> [Requirement]:
Note each line of the listing that contains the string "Density", and copy it.

------------

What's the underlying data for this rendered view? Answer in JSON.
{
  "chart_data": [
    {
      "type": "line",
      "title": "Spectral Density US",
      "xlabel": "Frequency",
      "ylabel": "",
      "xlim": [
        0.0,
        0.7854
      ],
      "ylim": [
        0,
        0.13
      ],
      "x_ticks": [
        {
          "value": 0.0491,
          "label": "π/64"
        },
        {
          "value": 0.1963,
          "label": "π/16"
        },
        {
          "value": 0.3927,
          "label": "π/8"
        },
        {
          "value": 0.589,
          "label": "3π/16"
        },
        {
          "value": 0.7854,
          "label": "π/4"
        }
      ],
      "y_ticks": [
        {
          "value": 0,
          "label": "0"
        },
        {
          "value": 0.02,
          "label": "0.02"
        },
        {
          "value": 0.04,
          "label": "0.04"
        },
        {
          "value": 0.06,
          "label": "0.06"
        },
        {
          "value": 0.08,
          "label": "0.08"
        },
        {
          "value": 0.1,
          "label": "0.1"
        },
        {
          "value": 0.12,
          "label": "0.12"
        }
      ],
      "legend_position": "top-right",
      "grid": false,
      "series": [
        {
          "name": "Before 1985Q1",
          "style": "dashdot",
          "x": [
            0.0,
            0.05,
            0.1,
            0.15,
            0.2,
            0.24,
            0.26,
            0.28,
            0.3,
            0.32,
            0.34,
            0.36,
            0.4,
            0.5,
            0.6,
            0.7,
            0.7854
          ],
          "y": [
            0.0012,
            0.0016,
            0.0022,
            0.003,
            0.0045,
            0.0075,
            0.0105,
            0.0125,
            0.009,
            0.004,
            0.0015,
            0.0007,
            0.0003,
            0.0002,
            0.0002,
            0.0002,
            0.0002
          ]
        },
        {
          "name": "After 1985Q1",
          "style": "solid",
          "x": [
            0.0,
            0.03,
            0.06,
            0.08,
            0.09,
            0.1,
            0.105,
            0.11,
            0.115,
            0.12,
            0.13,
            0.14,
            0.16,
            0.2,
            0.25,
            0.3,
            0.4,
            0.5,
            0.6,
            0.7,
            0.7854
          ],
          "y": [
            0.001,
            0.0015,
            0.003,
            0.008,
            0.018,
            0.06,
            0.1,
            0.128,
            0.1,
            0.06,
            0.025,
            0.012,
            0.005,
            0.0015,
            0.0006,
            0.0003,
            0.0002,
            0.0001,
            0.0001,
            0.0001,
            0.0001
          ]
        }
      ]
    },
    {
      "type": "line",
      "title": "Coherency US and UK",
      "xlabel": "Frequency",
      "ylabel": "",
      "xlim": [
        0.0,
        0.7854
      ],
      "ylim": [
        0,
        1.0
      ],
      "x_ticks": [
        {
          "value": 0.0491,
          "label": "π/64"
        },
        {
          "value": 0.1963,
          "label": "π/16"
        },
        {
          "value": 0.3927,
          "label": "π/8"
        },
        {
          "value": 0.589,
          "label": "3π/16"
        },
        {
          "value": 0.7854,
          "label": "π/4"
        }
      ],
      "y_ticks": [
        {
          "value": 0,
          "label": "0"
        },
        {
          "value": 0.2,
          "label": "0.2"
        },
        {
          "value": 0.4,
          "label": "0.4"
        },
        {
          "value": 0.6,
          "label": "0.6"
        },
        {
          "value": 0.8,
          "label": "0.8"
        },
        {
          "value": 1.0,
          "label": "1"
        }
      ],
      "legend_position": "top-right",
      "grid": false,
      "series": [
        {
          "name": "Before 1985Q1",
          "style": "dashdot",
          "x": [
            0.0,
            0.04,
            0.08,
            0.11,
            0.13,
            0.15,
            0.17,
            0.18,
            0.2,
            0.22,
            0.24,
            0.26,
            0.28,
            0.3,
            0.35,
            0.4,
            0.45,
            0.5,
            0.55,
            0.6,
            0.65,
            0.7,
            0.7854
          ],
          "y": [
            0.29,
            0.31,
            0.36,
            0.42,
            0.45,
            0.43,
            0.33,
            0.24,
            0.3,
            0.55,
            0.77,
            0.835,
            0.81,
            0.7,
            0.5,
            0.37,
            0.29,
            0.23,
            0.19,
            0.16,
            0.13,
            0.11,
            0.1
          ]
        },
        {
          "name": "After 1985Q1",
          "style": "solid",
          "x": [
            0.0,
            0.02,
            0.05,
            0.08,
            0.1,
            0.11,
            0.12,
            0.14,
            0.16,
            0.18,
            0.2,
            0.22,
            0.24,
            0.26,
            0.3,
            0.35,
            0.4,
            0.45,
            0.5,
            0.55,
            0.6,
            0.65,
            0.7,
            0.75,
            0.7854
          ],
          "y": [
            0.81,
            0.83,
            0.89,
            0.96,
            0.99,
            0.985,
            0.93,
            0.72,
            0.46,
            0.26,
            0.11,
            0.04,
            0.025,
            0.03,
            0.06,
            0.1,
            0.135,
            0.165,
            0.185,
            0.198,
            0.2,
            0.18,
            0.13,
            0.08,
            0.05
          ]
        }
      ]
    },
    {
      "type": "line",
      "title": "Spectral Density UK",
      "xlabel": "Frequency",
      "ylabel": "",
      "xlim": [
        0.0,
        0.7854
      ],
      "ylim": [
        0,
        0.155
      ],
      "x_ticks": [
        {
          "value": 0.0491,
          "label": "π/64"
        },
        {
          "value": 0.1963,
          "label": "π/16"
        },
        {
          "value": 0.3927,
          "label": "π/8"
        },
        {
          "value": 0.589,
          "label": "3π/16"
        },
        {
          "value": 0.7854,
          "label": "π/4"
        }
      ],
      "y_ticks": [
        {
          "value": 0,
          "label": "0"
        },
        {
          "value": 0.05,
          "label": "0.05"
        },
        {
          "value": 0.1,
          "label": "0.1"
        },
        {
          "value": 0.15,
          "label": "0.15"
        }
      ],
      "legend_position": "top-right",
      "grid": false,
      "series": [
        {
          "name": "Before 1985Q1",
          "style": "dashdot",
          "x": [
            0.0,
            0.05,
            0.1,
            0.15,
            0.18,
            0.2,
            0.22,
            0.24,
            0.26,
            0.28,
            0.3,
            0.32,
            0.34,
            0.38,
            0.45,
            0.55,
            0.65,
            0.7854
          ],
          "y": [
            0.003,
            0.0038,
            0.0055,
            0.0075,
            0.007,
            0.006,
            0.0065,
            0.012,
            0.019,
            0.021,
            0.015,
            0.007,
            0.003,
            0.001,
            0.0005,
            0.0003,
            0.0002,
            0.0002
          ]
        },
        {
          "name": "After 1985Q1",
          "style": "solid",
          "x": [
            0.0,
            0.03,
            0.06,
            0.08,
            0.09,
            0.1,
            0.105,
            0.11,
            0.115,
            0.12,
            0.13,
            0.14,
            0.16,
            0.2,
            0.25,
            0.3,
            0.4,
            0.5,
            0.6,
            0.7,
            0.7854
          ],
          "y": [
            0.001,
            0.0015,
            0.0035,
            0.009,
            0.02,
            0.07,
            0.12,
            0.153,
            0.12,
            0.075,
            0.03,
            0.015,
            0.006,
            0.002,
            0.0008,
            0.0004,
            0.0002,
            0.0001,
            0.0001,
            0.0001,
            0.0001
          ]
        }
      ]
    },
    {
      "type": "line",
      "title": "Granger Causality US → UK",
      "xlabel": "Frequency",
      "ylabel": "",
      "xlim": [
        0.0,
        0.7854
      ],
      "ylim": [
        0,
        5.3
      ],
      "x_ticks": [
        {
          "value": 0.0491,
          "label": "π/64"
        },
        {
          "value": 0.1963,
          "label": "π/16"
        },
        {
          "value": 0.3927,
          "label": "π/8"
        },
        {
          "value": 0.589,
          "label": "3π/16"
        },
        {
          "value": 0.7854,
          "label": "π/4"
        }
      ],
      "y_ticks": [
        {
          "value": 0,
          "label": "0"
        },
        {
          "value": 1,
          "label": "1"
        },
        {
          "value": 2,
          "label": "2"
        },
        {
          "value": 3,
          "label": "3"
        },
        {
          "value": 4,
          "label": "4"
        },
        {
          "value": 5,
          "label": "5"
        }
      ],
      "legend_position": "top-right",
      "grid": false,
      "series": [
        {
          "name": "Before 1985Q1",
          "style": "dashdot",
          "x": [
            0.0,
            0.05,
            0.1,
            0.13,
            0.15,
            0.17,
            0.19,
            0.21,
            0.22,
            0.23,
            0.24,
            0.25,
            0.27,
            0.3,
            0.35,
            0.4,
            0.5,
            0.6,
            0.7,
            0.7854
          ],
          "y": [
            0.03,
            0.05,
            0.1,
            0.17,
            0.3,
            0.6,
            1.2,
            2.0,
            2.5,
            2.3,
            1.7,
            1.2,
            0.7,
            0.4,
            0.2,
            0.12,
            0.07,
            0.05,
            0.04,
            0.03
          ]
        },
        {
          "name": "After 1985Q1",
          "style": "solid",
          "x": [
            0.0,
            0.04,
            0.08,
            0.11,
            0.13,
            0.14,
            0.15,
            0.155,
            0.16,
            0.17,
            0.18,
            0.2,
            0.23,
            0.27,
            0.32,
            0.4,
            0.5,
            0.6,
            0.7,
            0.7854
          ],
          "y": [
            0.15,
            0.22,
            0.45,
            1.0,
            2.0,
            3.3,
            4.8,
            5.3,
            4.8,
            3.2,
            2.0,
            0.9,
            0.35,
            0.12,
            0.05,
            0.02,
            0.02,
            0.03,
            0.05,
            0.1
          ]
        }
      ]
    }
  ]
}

------------

> [Exercise answer]:
      "title": "Spectral Density US",
      "title": "Spectral Density UK",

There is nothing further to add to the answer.